● **What is being asked**: Retype all material exactly. Pictures stay out of the copy.

>> BEGIN

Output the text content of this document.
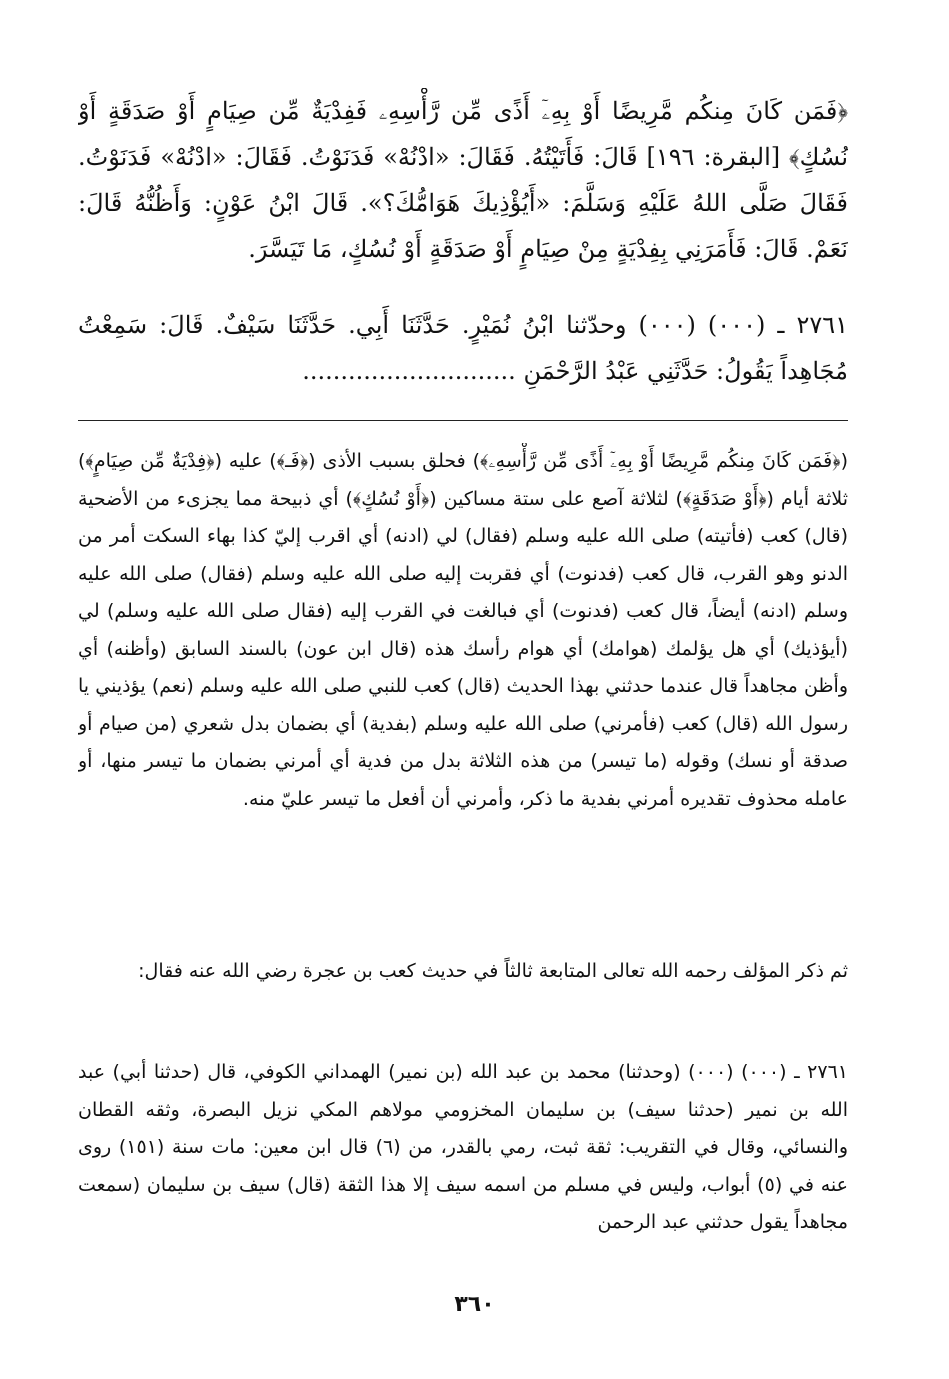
﴿فَمَن كَانَ مِنكُم مَّرِيضًا أَوْ بِهِۦٓ أَذًى مِّن رَّأْسِهِۦ فَفِدْيَةٌ مِّن صِيَامٍ أَوْ صَدَقَةٍ أَوْ نُسُكٍ﴾ [البقرة: ١٩٦] قَالَ: فَأَتَيْتُهُ. فَقَالَ: «ادْنُهْ» فَدَنَوْتُ. فَقَالَ: «ادْنُهْ» فَدَنَوْتُ. فَقَالَ صَلَّى اللهُ عَلَيْهِ وَسَلَّمَ: «أَيُؤْذِيكَ هَوَامُّكَ؟». قَالَ ابْنُ عَوْنٍ: وَأَظُنُّهُ قَالَ: نَعَمْ. قَالَ: فَأَمَرَنِي بِفِدْيَةٍ مِنْ صِيَامٍ أَوْ صَدَقَةٍ أَوْ نُسُكٍ، مَا تَيَسَّرَ.

٢٧٦١ ـ (٠٠٠) (٠٠٠) وحدّثنا ابْنُ نُمَيْرٍ. حَدَّثَنَا أَبِي. حَدَّثَنَا سَيْفٌ. قَالَ: سَمِعْتُ مُجَاهِداً يَقُولُ: حَدَّثَنِي عَبْدُ الرَّحْمَنِ ............................

(﴿فَمَن كَانَ مِنكُم مَّرِيضًا أَوْ بِهِۦٓ أَذًى مِّن رَّأْسِهِۦ﴾) فحلق بسبب الأذى (﴿فَـ﴾) عليه (﴿فِدْيَةٌ مِّن صِيَامٍ﴾) ثلاثة أيام (﴿أَوْ صَدَقَةٍ﴾) لثلاثة آصع على ستة مساكين (﴿أَوْ نُسُكٍ﴾) أي ذبيحة مما يجزىء من الأضحية (قال) كعب (فأتيته) صلى الله عليه وسلم (فقال) لي (ادنه) أي اقرب إليّ كذا بهاء السكت أمر من الدنو وهو القرب، قال كعب (فدنوت) أي فقربت إليه صلى الله عليه وسلم (فقال) صلى الله عليه وسلم (ادنه) أيضاً، قال كعب (فدنوت) أي فبالغت في القرب إليه (فقال صلى الله عليه وسلم) لي (أيؤذيك) أي هل يؤلمك (هوامك) أي هوام رأسك هذه (قال ابن عون) بالسند السابق (وأظنه) أي وأظن مجاهداً قال عندما حدثني بهذا الحديث (قال) كعب للنبي صلى الله عليه وسلم (نعم) يؤذيني يا رسول الله (قال) كعب (فأمرني) صلى الله عليه وسلم (بفدية) أي بضمان بدل شعري (من صيام أو صدقة أو نسك) وقوله (ما تيسر) من هذه الثلاثة بدل من فدية أي أمرني بضمان ما تيسر منها، أو عامله محذوف تقديره أمرني بفدية ما ذكر، وأمرني أن أفعل ما تيسر عليّ منه.

ثم ذكر المؤلف رحمه الله تعالى المتابعة ثالثاً في حديث كعب بن عجرة رضي الله عنه فقال:

٢٧٦١ ـ (٠٠٠) (٠٠٠) (وحدثنا) محمد بن عبد الله (بن نمير) الهمداني الكوفي، قال (حدثنا أبي) عبد الله بن نمير (حدثنا سيف) بن سليمان المخزومي مولاهم المكي نزيل البصرة، وثقه القطان والنسائي، وقال في التقريب: ثقة ثبت، رمي بالقدر، من (٦) قال ابن معين: مات سنة (١٥١) روى عنه في (٥) أبواب، وليس في مسلم من اسمه سيف إلا هذا الثقة (قال) سيف بن سليمان (سمعت مجاهداً يقول حدثني عبد الرحمن

٣٦٠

>> END

● **Written solution**:
Output the text content of this document.
﴿فَمَن كَانَ مِنكُم مَّرِيضًا أَوْ بِهِۦٓ أَذًى مِّن رَّأْسِهِۦ فَفِدْيَةٌ مِّن صِيَامٍ أَوْ صَدَقَةٍ أَوْ نُسُكٍ﴾ [البقرة: ١٩٦] قَالَ: فَأَتَيْتُهُ. فَقَالَ: «ادْنُهْ» فَدَنَوْتُ. فَقَالَ: «ادْنُهْ» فَدَنَوْتُ. فَقَالَ صَلَّى اللهُ عَلَيْهِ وَسَلَّمَ: «أَيُؤْذِيكَ هَوَامُّكَ؟». قَالَ ابْنُ عَوْنٍ: وَأَظُنُّهُ قَالَ: نَعَمْ. قَالَ: فَأَمَرَنِي بِفِدْيَةٍ مِنْ صِيَامٍ أَوْ صَدَقَةٍ أَوْ نُسُكٍ، مَا تَيَسَّرَ.

٢٧٦١ ـ (٠٠٠) (٠٠٠) وحدّثنا ابْنُ نُمَيْرٍ. حَدَّثَنَا أَبِي. حَدَّثَنَا سَيْفٌ. قَالَ: سَمِعْتُ مُجَاهِداً يَقُولُ: حَدَّثَنِي عَبْدُ الرَّحْمَنِ ............................

(﴿فَمَن كَانَ مِنكُم مَّرِيضًا أَوْ بِهِۦٓ أَذًى مِّن رَّأْسِهِۦ﴾) فحلق بسبب الأذى (﴿فَـ﴾) عليه (﴿فِدْيَةٌ مِّن صِيَامٍ﴾) ثلاثة أيام (﴿أَوْ صَدَقَةٍ﴾) لثلاثة آصع على ستة مساكين (﴿أَوْ نُسُكٍ﴾) أي ذبيحة مما يجزىء من الأضحية (قال) كعب (فأتيته) صلى الله عليه وسلم (فقال) لي (ادنه) أي اقرب إليّ كذا بهاء السكت أمر من الدنو وهو القرب، قال كعب (فدنوت) أي فقربت إليه صلى الله عليه وسلم (فقال) صلى الله عليه وسلم (ادنه) أيضاً، قال كعب (فدنوت) أي فبالغت في القرب إليه (فقال صلى الله عليه وسلم) لي (أيؤذيك) أي هل يؤلمك (هوامك) أي هوام رأسك هذه (قال ابن عون) بالسند السابق (وأظنه) أي وأظن مجاهداً قال عندما حدثني بهذا الحديث (قال) كعب للنبي صلى الله عليه وسلم (نعم) يؤذيني يا رسول الله (قال) كعب (فأمرني) صلى الله عليه وسلم (بفدية) أي بضمان بدل شعري (من صيام أو صدقة أو نسك) وقوله (ما تيسر) من هذه الثلاثة بدل من فدية أي أمرني بضمان ما تيسر منها، أو عامله محذوف تقديره أمرني بفدية ما ذكر، وأمرني أن أفعل ما تيسر عليّ منه.

ثم ذكر المؤلف رحمه الله تعالى المتابعة ثالثاً في حديث كعب بن عجرة رضي الله عنه فقال:

٢٧٦١ ـ (٠٠٠) (٠٠٠) (وحدثنا) محمد بن عبد الله (بن نمير) الهمداني الكوفي، قال (حدثنا أبي) عبد الله بن نمير (حدثنا سيف) بن سليمان المخزومي مولاهم المكي نزيل البصرة، وثقه القطان والنسائي، وقال في التقريب: ثقة ثبت، رمي بالقدر، من (٦) قال ابن معين: مات سنة (١٥١) روى عنه في (٥) أبواب، وليس في مسلم من اسمه سيف إلا هذا الثقة (قال) سيف بن سليمان (سمعت مجاهداً يقول حدثني عبد الرحمن

٣٦٠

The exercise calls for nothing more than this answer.